** BEGIN DATASET **

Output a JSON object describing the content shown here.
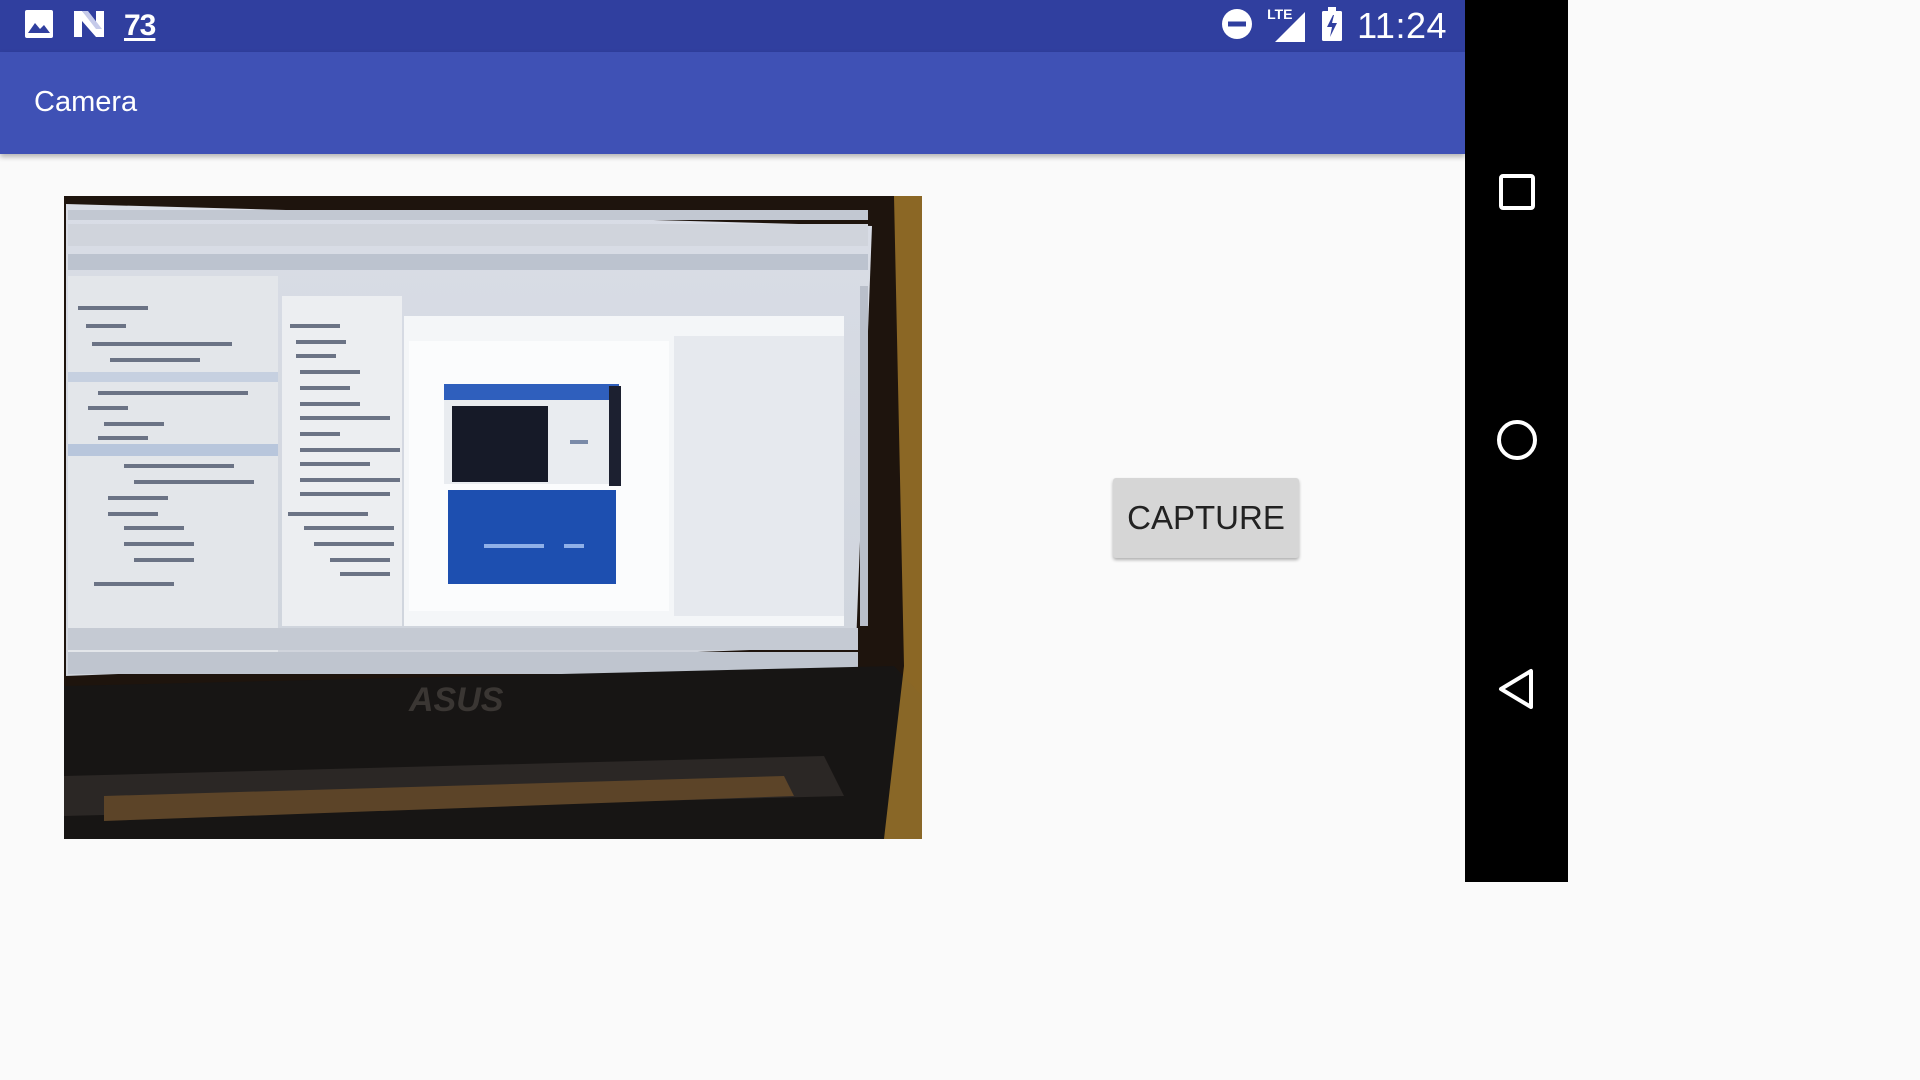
{
  "status_bar": {
    "left_icons": [
      "image-icon",
      "n-logo-icon"
    ],
    "notification_count": "73",
    "network_label": "LTE",
    "time": "11:24",
    "right_icons": [
      "do-not-disturb-icon",
      "signal-icon",
      "battery-charging-icon"
    ]
  },
  "app_bar": {
    "title": "Camera"
  },
  "camera_preview": {
    "content": "camera-preview-image"
  },
  "capture_button": {
    "label": "CAPTURE"
  },
  "nav_bar": {
    "buttons": [
      "recents-icon",
      "home-icon",
      "back-icon"
    ]
  },
  "colors": {
    "status_bar": "#303f9f",
    "app_bar": "#3f51b5",
    "background": "#fafafa",
    "button": "#d6d6d6",
    "nav_bar": "#000000"
  }
}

** END DATASET **

EXERCISE TASK: Some lines of the data above may hold the word "content"; report how many do, and nothing else.

PROBLEM SOLUTION: 2